[Some records]
## BEGIN

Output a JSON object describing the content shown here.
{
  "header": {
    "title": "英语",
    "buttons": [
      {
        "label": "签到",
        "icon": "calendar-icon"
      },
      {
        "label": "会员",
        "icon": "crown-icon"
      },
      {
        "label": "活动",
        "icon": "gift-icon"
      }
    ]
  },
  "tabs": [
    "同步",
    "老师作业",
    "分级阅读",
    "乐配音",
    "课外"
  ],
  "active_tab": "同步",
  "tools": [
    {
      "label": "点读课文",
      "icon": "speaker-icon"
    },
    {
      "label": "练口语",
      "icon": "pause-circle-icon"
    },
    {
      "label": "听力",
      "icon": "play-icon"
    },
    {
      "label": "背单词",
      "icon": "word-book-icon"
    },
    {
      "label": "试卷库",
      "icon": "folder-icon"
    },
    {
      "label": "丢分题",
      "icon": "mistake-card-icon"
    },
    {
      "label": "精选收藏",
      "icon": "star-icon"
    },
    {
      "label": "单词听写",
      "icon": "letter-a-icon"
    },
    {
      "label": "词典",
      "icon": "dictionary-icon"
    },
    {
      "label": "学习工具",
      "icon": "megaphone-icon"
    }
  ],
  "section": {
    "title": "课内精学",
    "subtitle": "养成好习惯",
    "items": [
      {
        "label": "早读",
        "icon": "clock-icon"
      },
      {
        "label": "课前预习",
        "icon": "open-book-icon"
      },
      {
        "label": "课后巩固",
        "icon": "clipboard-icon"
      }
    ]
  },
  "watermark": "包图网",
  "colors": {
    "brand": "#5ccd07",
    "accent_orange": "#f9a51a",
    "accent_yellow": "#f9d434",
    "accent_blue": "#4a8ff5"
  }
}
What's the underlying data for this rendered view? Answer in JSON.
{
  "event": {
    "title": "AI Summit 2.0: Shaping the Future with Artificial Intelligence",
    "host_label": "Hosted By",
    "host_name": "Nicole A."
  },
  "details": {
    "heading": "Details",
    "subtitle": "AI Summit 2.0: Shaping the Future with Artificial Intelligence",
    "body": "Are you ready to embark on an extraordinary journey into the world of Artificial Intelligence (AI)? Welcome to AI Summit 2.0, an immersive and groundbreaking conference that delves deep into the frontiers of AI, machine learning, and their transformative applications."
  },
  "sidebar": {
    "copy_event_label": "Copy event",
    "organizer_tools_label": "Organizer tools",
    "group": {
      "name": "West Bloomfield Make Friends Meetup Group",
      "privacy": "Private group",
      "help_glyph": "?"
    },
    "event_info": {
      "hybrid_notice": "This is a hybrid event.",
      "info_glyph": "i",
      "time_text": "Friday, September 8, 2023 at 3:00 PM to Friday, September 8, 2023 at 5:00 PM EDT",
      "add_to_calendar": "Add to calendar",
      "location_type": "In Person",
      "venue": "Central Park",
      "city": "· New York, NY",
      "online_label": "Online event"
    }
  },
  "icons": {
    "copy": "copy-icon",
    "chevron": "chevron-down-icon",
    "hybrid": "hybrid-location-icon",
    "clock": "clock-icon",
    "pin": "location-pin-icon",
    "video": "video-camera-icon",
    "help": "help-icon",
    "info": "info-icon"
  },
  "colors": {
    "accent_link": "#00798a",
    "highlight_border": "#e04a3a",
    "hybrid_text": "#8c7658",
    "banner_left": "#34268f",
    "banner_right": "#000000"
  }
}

## END

● **Work required**: The string "Future" may appear in lines of the listing above; tally those lines and give the number only.

● **Exercise solution**: 2